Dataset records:
════

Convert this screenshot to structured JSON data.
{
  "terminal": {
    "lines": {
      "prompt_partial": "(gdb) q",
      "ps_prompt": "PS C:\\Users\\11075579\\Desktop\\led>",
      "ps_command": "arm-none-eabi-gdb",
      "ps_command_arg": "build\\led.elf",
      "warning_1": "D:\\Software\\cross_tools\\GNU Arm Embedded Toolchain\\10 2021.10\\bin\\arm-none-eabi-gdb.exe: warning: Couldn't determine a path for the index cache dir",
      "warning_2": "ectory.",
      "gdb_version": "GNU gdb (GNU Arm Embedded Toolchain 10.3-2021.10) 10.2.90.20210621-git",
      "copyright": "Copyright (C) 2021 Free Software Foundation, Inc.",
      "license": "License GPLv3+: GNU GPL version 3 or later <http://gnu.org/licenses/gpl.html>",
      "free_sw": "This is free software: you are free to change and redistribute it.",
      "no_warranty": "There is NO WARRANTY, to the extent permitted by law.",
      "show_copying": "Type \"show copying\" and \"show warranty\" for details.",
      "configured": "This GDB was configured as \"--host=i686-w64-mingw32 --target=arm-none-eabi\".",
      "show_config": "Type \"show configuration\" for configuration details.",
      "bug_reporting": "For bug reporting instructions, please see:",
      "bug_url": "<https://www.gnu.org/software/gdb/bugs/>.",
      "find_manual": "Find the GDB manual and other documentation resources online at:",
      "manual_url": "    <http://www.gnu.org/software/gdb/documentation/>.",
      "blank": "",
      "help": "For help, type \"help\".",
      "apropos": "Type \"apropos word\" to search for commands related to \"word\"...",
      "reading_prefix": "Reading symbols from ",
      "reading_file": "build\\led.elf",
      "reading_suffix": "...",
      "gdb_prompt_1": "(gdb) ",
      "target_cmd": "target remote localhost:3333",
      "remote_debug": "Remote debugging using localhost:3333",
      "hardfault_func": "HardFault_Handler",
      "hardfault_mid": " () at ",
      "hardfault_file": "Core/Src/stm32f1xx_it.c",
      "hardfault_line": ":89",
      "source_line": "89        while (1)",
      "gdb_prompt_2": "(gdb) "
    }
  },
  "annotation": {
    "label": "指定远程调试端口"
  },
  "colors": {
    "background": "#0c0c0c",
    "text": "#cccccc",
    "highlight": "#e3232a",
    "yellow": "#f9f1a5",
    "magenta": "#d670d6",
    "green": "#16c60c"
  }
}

════

• Directions:
Print the whole listing exactly as it is.

• Completed exercise:
Convert this screenshot to structured JSON data.
{
  "terminal": {
    "lines": {
      "prompt_partial": "(gdb) q",
      "ps_prompt": "PS C:\\Users\\11075579\\Desktop\\led>",
      "ps_command": "arm-none-eabi-gdb",
      "ps_command_arg": "build\\led.elf",
      "warning_1": "D:\\Software\\cross_tools\\GNU Arm Embedded Toolchain\\10 2021.10\\bin\\arm-none-eabi-gdb.exe: warning: Couldn't determine a path for the index cache dir",
      "warning_2": "ectory.",
      "gdb_version": "GNU gdb (GNU Arm Embedded Toolchain 10.3-2021.10) 10.2.90.20210621-git",
      "copyright": "Copyright (C) 2021 Free Software Foundation, Inc.",
      "license": "License GPLv3+: GNU GPL version 3 or later <http://gnu.org/licenses/gpl.html>",
      "free_sw": "This is free software: you are free to change and redistribute it.",
      "no_warranty": "There is NO WARRANTY, to the extent permitted by law.",
      "show_copying": "Type \"show copying\" and \"show warranty\" for details.",
      "configured": "This GDB was configured as \"--host=i686-w64-mingw32 --target=arm-none-eabi\".",
      "show_config": "Type \"show configuration\" for configuration details.",
      "bug_reporting": "For bug reporting instructions, please see:",
      "bug_url": "<https://www.gnu.org/software/gdb/bugs/>.",
      "find_manual": "Find the GDB manual and other documentation resources online at:",
      "manual_url": "    <http://www.gnu.org/software/gdb/documentation/>.",
      "blank": "",
      "help": "For help, type \"help\".",
      "apropos": "Type \"apropos word\" to search for commands related to \"word\"...",
      "reading_prefix": "Reading symbols from ",
      "reading_file": "build\\led.elf",
      "reading_suffix": "...",
      "gdb_prompt_1": "(gdb) ",
      "target_cmd": "target remote localhost:3333",
      "remote_debug": "Remote debugging using localhost:3333",
      "hardfault_func": "HardFault_Handler",
      "hardfault_mid": " () at ",
      "hardfault_file": "Core/Src/stm32f1xx_it.c",
      "hardfault_line": ":89",
      "source_line": "89        while (1)",
      "gdb_prompt_2": "(gdb) "
    }
  },
  "annotation": {
    "label": "指定远程调试端口"
  },
  "colors": {
    "background": "#0c0c0c",
    "text": "#cccccc",
    "highlight": "#e3232a",
    "yellow": "#f9f1a5",
    "magenta": "#d670d6",
    "green": "#16c60c"
  }
}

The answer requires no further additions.